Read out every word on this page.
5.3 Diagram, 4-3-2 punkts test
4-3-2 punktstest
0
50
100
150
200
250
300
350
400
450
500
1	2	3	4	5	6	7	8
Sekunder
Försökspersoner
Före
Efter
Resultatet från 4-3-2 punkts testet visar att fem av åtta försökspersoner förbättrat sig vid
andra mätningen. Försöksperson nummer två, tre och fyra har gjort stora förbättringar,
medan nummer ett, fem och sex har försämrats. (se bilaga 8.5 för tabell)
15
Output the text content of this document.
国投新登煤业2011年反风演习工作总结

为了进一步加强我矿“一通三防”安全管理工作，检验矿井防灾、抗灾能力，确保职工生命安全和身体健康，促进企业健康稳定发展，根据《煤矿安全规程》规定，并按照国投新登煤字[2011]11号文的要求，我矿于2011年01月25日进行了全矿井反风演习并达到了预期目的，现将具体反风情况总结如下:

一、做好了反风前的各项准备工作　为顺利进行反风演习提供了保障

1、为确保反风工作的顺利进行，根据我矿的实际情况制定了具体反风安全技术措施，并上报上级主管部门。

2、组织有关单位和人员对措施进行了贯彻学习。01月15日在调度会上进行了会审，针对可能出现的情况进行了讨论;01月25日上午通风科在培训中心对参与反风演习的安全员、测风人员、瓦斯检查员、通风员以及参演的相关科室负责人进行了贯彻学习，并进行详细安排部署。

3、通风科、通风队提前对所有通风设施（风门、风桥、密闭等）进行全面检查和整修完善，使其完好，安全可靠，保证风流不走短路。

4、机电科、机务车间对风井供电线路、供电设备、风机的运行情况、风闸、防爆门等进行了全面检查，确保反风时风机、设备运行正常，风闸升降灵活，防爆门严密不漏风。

• **Given exercise**:
Write out the full listing, keeping every line exactly as it is.

• **Answer for the task**:
Read out every word on this page.
5.3 Diagram, 4-3-2 punkts test
4-3-2 punktstest
0
50
100
150
200
250
300
350
400
450
500
1	2	3	4	5	6	7	8
Sekunder
Försökspersoner
Före
Efter
Resultatet från 4-3-2 punkts testet visar att fem av åtta försökspersoner förbättrat sig vid
andra mätningen. Försöksperson nummer två, tre och fyra har gjort stora förbättringar,
medan nummer ett, fem och sex har försämrats. (se bilaga 8.5 för tabell)
15
Output the text content of this document.
国投新登煤业2011年反风演习工作总结

为了进一步加强我矿“一通三防”安全管理工作，检验矿井防灾、抗灾能力，确保职工生命安全和身体健康，促进企业健康稳定发展，根据《煤矿安全规程》规定，并按照国投新登煤字[2011]11号文的要求，我矿于2011年01月25日进行了全矿井反风演习并达到了预期目的，现将具体反风情况总结如下:

一、做好了反风前的各项准备工作　为顺利进行反风演习提供了保障

1、为确保反风工作的顺利进行，根据我矿的实际情况制定了具体反风安全技术措施，并上报上级主管部门。

2、组织有关单位和人员对措施进行了贯彻学习。01月15日在调度会上进行了会审，针对可能出现的情况进行了讨论;01月25日上午通风科在培训中心对参与反风演习的安全员、测风人员、瓦斯检查员、通风员以及参演的相关科室负责人进行了贯彻学习，并进行详细安排部署。

3、通风科、通风队提前对所有通风设施（风门、风桥、密闭等）进行全面检查和整修完善，使其完好，安全可靠，保证风流不走短路。

4、机电科、机务车间对风井供电线路、供电设备、风机的运行情况、风闸、防爆门等进行了全面检查，确保反风时风机、设备运行正常，风闸升降灵活，防爆门严密不漏风。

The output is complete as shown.